### Stated task
All of the records below must be output exactly, with no pictures carried over.

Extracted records

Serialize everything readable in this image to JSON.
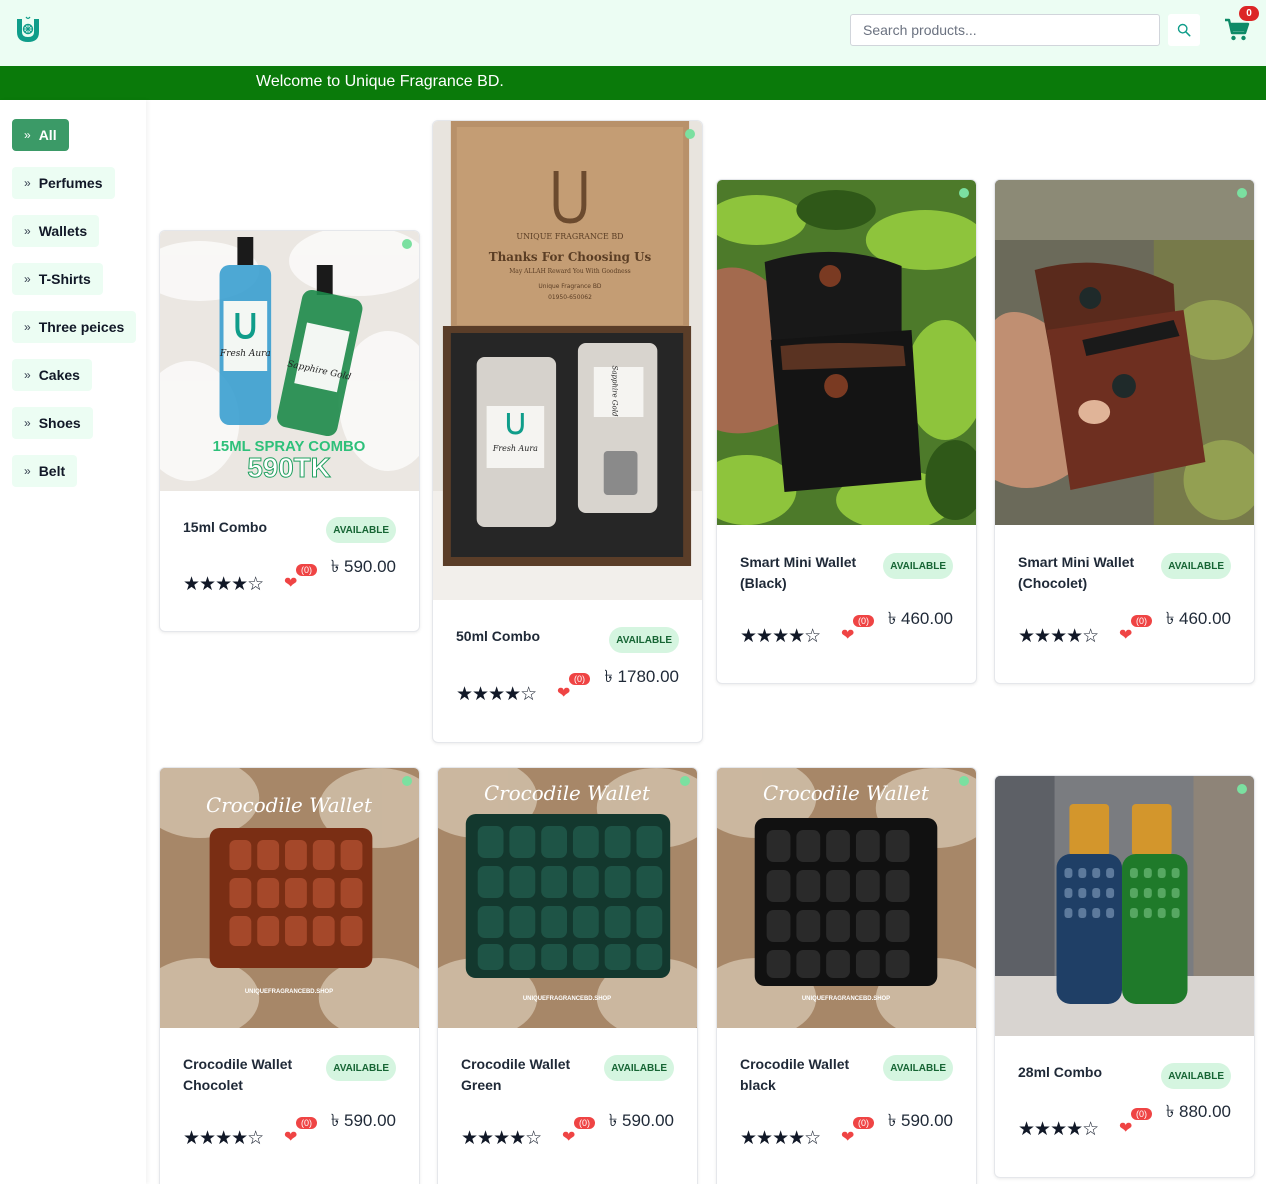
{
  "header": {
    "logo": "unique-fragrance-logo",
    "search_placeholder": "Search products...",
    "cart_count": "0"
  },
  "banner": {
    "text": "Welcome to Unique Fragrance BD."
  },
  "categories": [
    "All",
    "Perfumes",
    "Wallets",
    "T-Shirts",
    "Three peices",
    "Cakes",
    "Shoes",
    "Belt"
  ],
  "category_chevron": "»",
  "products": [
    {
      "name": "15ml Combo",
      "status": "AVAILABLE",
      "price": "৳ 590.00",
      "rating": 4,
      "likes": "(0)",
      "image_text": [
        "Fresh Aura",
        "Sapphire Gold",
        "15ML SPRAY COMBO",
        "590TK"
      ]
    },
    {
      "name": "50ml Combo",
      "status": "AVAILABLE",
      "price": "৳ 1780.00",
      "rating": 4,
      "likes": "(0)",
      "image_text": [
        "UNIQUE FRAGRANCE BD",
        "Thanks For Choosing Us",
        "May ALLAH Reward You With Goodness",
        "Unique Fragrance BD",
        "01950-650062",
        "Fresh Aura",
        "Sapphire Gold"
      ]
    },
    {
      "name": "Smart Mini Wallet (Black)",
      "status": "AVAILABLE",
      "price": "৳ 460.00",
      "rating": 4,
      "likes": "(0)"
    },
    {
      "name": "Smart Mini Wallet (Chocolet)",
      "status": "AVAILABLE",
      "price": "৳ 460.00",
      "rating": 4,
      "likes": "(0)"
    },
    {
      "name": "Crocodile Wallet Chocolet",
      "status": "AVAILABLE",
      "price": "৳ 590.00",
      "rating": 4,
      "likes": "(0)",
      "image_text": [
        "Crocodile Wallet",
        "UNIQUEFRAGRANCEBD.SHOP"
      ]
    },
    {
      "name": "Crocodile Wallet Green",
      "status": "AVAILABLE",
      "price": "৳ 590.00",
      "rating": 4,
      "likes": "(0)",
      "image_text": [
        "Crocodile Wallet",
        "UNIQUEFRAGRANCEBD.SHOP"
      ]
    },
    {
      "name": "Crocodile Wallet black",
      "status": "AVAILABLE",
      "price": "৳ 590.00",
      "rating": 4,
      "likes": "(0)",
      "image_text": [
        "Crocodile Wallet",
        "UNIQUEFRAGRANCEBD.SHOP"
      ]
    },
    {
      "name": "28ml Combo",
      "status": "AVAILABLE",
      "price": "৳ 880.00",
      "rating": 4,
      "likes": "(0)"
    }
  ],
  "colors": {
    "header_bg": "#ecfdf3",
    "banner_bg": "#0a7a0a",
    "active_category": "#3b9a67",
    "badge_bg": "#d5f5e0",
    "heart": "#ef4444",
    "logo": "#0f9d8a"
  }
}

### Exercise answer
Serialize everything readable in this image to JSON.
{
  "header": {
    "logo": "unique-fragrance-logo",
    "search_placeholder": "Search products...",
    "cart_count": "0"
  },
  "banner": {
    "text": "Welcome to Unique Fragrance BD."
  },
  "categories": [
    "All",
    "Perfumes",
    "Wallets",
    "T-Shirts",
    "Three peices",
    "Cakes",
    "Shoes",
    "Belt"
  ],
  "category_chevron": "»",
  "products": [
    {
      "name": "15ml Combo",
      "status": "AVAILABLE",
      "price": "৳ 590.00",
      "rating": 4,
      "likes": "(0)",
      "image_text": [
        "Fresh Aura",
        "Sapphire Gold",
        "15ML SPRAY COMBO",
        "590TK"
      ]
    },
    {
      "name": "50ml Combo",
      "status": "AVAILABLE",
      "price": "৳ 1780.00",
      "rating": 4,
      "likes": "(0)",
      "image_text": [
        "UNIQUE FRAGRANCE BD",
        "Thanks For Choosing Us",
        "May ALLAH Reward You With Goodness",
        "Unique Fragrance BD",
        "01950-650062",
        "Fresh Aura",
        "Sapphire Gold"
      ]
    },
    {
      "name": "Smart Mini Wallet (Black)",
      "status": "AVAILABLE",
      "price": "৳ 460.00",
      "rating": 4,
      "likes": "(0)"
    },
    {
      "name": "Smart Mini Wallet (Chocolet)",
      "status": "AVAILABLE",
      "price": "৳ 460.00",
      "rating": 4,
      "likes": "(0)"
    },
    {
      "name": "Crocodile Wallet Chocolet",
      "status": "AVAILABLE",
      "price": "৳ 590.00",
      "rating": 4,
      "likes": "(0)",
      "image_text": [
        "Crocodile Wallet",
        "UNIQUEFRAGRANCEBD.SHOP"
      ]
    },
    {
      "name": "Crocodile Wallet Green",
      "status": "AVAILABLE",
      "price": "৳ 590.00",
      "rating": 4,
      "likes": "(0)",
      "image_text": [
        "Crocodile Wallet",
        "UNIQUEFRAGRANCEBD.SHOP"
      ]
    },
    {
      "name": "Crocodile Wallet black",
      "status": "AVAILABLE",
      "price": "৳ 590.00",
      "rating": 4,
      "likes": "(0)",
      "image_text": [
        "Crocodile Wallet",
        "UNIQUEFRAGRANCEBD.SHOP"
      ]
    },
    {
      "name": "28ml Combo",
      "status": "AVAILABLE",
      "price": "৳ 880.00",
      "rating": 4,
      "likes": "(0)"
    }
  ],
  "colors": {
    "header_bg": "#ecfdf3",
    "banner_bg": "#0a7a0a",
    "active_category": "#3b9a67",
    "badge_bg": "#d5f5e0",
    "heart": "#ef4444",
    "logo": "#0f9d8a"
  }
}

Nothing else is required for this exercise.